** BEGIN **
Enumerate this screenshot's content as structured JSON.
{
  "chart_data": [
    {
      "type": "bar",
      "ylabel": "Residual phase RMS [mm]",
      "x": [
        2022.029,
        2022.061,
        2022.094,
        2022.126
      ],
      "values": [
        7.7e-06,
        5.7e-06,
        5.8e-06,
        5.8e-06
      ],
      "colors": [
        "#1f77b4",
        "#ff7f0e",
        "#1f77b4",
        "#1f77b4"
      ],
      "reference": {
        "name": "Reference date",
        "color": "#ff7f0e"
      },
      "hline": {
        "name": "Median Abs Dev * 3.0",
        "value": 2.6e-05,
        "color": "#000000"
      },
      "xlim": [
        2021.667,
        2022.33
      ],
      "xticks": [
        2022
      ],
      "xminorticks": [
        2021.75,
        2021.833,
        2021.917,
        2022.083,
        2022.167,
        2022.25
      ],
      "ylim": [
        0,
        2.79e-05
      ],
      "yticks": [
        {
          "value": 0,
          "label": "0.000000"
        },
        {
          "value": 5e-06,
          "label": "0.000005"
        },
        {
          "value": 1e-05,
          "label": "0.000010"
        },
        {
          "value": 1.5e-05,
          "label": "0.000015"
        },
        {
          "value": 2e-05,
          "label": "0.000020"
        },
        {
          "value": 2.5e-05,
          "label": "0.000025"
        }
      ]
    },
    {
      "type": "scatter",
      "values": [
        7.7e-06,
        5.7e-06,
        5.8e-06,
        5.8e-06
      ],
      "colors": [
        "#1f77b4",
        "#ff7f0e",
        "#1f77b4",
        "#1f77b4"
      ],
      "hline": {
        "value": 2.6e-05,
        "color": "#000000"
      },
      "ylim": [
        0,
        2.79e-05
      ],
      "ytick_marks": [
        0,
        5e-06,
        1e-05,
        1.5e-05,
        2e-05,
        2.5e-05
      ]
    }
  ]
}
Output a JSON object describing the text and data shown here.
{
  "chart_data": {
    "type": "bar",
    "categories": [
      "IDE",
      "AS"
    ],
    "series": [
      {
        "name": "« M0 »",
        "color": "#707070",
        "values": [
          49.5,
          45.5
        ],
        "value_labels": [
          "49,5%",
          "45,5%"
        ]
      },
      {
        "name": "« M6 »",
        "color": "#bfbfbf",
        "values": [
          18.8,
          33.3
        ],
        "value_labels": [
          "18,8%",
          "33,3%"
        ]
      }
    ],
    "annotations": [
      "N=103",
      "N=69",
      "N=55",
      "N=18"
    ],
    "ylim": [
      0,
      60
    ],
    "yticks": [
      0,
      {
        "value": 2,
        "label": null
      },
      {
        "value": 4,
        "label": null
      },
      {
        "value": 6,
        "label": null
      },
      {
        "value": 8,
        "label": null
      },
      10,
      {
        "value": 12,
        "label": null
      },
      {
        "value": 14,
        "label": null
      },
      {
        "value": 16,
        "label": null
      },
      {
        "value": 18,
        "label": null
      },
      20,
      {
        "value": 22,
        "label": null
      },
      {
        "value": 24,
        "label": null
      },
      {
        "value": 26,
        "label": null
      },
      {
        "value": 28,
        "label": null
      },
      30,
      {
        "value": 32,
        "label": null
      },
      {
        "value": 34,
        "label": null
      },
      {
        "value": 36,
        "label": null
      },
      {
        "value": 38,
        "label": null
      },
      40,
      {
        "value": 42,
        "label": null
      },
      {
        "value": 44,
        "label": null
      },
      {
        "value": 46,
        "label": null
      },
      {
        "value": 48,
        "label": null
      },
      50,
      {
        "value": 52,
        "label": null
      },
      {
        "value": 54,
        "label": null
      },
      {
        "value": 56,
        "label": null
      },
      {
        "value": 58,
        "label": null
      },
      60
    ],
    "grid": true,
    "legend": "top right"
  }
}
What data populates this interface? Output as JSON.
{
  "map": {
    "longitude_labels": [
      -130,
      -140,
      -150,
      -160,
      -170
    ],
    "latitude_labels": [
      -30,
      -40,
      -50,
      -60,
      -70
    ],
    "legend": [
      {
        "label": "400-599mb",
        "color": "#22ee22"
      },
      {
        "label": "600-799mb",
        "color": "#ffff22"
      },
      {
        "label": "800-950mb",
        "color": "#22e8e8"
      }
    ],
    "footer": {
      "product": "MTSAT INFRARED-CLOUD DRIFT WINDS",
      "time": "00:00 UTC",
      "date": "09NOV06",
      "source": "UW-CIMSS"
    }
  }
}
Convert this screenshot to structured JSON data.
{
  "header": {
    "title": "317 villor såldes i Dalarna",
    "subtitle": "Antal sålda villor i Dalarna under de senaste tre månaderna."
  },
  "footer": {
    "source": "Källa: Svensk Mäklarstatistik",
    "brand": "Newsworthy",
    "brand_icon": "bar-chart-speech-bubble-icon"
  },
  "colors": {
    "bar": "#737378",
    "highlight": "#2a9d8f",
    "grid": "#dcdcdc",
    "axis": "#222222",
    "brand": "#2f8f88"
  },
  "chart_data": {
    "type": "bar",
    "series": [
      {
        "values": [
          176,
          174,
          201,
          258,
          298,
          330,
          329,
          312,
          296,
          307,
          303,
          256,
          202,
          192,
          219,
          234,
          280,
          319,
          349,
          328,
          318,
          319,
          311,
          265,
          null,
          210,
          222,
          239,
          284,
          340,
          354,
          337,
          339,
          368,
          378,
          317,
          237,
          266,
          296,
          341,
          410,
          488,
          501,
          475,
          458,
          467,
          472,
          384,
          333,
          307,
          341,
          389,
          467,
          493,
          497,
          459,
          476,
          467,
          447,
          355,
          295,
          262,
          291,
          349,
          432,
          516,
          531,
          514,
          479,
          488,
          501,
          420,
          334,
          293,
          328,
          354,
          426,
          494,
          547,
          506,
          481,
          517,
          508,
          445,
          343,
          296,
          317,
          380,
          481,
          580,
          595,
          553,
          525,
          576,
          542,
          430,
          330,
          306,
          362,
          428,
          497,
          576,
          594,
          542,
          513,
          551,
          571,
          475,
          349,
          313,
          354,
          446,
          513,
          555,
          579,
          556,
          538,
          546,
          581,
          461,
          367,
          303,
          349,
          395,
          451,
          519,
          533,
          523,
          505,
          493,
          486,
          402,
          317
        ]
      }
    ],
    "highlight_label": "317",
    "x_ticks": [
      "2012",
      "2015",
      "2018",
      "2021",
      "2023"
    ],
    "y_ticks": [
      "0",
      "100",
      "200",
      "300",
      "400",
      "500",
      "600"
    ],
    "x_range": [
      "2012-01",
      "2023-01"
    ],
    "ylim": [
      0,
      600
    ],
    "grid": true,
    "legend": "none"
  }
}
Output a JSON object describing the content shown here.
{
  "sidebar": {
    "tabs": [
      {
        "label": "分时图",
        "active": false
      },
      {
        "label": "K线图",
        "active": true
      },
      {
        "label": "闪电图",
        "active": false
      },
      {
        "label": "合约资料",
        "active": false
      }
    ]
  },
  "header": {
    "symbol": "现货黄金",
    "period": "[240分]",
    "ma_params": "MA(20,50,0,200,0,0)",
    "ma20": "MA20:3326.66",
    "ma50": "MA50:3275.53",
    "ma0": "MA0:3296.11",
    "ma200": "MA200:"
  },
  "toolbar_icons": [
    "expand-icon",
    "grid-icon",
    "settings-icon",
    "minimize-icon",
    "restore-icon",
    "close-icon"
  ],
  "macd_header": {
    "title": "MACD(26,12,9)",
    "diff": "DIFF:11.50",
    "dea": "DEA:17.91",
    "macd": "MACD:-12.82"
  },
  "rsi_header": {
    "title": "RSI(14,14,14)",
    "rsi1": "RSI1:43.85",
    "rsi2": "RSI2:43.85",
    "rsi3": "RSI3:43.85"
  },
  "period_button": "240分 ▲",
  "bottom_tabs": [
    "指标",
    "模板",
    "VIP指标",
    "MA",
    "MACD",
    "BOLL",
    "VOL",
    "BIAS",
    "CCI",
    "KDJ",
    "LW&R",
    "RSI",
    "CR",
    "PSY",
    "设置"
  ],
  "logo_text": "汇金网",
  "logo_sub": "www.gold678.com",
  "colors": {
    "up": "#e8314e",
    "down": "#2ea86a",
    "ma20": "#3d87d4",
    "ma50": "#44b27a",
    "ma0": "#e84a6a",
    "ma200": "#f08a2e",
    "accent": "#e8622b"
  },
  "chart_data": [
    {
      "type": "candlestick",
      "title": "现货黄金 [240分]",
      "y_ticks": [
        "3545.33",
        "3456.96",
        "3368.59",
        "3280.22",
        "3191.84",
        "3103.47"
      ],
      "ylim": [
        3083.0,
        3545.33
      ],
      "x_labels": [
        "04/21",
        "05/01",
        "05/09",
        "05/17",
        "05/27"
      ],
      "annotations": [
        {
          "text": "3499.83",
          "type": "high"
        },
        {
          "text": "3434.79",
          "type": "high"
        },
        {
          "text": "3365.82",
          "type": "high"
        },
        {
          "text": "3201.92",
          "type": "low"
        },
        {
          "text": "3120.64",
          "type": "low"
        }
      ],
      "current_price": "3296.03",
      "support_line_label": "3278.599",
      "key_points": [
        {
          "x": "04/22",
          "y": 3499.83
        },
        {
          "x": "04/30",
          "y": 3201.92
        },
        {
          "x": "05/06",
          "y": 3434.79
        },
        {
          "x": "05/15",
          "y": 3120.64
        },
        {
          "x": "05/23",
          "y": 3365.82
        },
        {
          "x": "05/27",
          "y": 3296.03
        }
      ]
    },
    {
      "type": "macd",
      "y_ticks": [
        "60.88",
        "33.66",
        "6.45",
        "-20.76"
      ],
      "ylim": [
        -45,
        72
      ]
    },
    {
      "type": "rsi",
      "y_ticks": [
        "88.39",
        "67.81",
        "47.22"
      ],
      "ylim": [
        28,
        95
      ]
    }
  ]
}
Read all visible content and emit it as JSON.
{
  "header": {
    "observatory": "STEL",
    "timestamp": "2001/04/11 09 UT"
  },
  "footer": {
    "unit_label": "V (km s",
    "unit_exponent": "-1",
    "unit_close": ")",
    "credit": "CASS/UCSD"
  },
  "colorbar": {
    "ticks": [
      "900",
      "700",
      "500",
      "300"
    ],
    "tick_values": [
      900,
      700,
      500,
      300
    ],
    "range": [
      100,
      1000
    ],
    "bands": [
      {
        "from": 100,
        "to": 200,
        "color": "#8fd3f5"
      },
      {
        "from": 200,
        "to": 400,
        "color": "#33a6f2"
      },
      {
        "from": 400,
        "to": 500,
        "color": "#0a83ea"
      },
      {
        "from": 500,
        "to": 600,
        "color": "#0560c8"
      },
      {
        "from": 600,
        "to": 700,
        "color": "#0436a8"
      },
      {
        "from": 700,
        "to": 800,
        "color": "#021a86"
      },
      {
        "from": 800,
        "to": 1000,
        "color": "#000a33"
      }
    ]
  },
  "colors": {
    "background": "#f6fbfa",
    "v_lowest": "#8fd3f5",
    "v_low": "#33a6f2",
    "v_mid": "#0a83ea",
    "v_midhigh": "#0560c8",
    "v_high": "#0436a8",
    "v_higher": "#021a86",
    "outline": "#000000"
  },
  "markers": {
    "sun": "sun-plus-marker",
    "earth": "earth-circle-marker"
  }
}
** END **
• Task goal: Restate word for word the lines from the one holding "Read all visible content and emit it as JSON." to the end of the listing, both ends included, and nothing more.

• Task answer:
Read all visible content and emit it as JSON.
{
  "header": {
    "observatory": "STEL",
    "timestamp": "2001/04/11 09 UT"
  },
  "footer": {
    "unit_label": "V (km s",
    "unit_exponent": "-1",
    "unit_close": ")",
    "credit": "CASS/UCSD"
  },
  "colorbar": {
    "ticks": [
      "900",
      "700",
      "500",
      "300"
    ],
    "tick_values": [
      900,
      700,
      500,
      300
    ],
    "range": [
      100,
      1000
    ],
    "bands": [
      {
        "from": 100,
        "to": 200,
        "color": "#8fd3f5"
      },
      {
        "from": 200,
        "to": 400,
        "color": "#33a6f2"
      },
      {
        "from": 400,
        "to": 500,
        "color": "#0a83ea"
      },
      {
        "from": 500,
        "to": 600,
        "color": "#0560c8"
      },
      {
        "from": 600,
        "to": 700,
        "color": "#0436a8"
      },
      {
        "from": 700,
        "to": 800,
        "color": "#021a86"
      },
      {
        "from": 800,
        "to": 1000,
        "color": "#000a33"
      }
    ]
  },
  "colors": {
    "background": "#f6fbfa",
    "v_lowest": "#8fd3f5",
    "v_low": "#33a6f2",
    "v_mid": "#0a83ea",
    "v_midhigh": "#0560c8",
    "v_high": "#0436a8",
    "v_higher": "#021a86",
    "outline": "#000000"
  },
  "markers": {
    "sun": "sun-plus-marker",
    "earth": "earth-circle-marker"
  }
}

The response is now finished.